[Prompt]
Extract all lines from the data beneath that include the word "being".

[Stored data]
________________________

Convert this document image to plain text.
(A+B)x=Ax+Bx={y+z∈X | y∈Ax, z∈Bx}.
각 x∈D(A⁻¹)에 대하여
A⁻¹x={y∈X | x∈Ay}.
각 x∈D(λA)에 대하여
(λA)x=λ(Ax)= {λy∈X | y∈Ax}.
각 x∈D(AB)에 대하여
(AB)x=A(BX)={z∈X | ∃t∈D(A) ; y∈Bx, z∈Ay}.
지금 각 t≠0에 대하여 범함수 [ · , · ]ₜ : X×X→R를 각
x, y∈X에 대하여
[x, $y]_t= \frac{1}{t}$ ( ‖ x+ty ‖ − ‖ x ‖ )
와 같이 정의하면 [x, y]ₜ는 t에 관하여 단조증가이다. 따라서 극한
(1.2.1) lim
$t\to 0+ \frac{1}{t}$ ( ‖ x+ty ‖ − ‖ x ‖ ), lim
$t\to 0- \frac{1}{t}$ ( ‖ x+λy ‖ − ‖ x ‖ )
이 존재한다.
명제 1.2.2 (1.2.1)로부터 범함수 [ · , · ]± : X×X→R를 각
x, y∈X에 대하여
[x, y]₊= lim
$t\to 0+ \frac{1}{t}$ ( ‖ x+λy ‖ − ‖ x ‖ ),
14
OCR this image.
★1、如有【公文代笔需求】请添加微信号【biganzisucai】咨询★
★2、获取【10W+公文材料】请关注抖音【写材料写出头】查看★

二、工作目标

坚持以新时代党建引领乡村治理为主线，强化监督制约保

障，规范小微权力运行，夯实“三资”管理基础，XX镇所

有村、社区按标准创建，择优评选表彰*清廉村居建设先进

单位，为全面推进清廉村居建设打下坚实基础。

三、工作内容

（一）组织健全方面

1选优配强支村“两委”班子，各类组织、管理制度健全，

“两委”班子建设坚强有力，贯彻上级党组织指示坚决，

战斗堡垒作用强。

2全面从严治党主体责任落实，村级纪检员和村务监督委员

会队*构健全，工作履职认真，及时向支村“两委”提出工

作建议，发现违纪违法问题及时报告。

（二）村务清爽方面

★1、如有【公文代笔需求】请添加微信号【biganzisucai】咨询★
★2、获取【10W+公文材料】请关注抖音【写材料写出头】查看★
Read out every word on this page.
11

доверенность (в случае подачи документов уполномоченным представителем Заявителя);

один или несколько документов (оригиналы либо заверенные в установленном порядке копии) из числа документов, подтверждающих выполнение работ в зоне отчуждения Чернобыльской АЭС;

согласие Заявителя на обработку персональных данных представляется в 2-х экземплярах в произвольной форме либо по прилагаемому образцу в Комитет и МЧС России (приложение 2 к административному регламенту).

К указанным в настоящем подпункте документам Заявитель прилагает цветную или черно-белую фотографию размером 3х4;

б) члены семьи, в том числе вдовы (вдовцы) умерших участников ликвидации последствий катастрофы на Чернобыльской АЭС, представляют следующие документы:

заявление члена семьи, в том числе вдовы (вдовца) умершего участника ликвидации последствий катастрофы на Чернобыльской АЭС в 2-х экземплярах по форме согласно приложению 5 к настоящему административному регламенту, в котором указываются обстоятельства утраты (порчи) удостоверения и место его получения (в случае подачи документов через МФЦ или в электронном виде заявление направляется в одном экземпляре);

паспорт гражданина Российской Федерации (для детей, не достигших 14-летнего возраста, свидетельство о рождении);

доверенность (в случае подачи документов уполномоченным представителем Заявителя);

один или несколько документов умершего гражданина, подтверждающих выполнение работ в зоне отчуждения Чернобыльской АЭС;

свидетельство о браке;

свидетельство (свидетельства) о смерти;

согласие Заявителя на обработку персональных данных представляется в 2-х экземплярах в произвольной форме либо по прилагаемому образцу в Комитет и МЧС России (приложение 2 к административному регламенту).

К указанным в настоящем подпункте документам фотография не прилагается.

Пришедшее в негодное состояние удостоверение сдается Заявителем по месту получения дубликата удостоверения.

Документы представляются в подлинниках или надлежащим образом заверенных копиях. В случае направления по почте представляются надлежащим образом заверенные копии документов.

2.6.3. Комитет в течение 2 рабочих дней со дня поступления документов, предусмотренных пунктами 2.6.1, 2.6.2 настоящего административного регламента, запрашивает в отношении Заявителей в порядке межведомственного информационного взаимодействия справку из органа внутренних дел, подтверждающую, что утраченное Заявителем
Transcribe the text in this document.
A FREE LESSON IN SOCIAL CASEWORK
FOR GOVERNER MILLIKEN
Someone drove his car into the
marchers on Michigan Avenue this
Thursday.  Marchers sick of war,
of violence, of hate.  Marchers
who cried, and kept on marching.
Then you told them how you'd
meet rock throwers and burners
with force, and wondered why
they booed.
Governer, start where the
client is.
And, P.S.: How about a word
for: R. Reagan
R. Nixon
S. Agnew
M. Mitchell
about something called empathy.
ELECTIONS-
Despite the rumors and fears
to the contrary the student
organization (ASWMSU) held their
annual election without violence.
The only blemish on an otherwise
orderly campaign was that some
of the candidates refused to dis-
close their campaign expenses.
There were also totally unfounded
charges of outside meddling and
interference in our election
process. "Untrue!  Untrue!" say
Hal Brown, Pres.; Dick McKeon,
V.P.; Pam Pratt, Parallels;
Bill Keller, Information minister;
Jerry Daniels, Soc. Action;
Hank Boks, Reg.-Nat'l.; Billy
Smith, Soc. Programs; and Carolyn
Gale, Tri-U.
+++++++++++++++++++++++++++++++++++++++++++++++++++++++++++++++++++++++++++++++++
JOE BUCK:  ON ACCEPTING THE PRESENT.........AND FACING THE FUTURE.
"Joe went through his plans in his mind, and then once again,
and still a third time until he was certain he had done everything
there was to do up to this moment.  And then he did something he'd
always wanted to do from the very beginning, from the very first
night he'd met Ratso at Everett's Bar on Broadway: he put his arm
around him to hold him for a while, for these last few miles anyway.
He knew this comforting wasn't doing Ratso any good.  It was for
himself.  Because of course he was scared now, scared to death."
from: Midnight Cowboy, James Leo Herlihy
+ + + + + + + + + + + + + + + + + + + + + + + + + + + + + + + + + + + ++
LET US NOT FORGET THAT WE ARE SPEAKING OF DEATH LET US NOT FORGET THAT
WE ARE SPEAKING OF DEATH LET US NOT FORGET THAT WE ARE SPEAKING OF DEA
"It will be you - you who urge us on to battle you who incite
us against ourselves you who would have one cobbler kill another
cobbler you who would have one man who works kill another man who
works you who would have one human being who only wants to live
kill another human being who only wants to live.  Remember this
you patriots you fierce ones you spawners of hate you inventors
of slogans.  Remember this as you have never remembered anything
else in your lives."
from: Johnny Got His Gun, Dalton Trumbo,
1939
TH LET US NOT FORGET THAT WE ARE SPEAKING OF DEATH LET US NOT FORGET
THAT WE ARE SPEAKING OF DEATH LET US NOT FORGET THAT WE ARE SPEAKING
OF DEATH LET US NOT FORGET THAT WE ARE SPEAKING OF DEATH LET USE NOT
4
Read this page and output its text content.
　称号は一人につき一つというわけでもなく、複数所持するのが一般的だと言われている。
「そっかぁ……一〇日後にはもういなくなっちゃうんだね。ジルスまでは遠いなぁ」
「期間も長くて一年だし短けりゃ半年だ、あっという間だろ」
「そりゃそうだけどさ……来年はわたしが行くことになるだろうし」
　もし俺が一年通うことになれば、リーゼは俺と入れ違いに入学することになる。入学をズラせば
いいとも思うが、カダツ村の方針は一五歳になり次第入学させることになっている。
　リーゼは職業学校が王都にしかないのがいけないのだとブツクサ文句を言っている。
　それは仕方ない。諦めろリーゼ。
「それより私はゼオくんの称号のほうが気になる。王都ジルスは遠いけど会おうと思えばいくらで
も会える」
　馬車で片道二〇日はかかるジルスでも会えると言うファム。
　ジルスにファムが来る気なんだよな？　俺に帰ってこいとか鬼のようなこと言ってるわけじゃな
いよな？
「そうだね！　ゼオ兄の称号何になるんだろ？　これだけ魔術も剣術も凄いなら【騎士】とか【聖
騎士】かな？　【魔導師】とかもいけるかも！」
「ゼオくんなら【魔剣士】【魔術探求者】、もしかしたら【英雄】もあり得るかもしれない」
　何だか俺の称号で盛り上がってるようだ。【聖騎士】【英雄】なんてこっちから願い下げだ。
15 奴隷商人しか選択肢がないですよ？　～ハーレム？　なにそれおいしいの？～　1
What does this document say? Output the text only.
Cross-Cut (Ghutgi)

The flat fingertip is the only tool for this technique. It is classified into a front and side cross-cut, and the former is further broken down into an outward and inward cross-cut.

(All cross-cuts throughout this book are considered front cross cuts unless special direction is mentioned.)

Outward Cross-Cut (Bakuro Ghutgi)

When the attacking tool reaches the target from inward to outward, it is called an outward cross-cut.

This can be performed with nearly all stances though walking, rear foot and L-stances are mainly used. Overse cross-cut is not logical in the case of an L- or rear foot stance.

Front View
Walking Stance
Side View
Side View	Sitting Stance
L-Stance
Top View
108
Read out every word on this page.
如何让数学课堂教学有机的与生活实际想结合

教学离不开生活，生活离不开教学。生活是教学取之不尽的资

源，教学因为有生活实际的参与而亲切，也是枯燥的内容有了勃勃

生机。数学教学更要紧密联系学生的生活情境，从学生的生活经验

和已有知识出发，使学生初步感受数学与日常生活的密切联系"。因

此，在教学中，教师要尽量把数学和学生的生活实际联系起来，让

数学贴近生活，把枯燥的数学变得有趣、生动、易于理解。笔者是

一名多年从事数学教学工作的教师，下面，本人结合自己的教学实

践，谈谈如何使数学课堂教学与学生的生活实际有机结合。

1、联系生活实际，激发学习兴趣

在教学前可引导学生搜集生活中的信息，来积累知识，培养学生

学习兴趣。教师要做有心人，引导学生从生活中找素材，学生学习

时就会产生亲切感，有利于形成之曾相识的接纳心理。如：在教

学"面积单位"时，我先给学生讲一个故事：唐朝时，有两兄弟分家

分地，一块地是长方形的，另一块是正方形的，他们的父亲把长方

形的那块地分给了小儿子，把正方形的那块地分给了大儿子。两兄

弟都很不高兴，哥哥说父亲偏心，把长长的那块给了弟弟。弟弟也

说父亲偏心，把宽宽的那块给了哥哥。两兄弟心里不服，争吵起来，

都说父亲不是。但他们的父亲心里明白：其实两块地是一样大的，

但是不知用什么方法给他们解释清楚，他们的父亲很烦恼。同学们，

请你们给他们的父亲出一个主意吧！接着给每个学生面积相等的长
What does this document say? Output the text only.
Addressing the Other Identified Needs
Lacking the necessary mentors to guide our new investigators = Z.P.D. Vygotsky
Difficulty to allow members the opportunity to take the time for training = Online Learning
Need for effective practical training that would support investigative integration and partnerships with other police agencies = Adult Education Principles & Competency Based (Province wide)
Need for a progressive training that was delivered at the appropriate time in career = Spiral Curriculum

________________________

[Exercise output]
works you who would have one human being who only wants to live
kill another human being who only wants to live.  Remember this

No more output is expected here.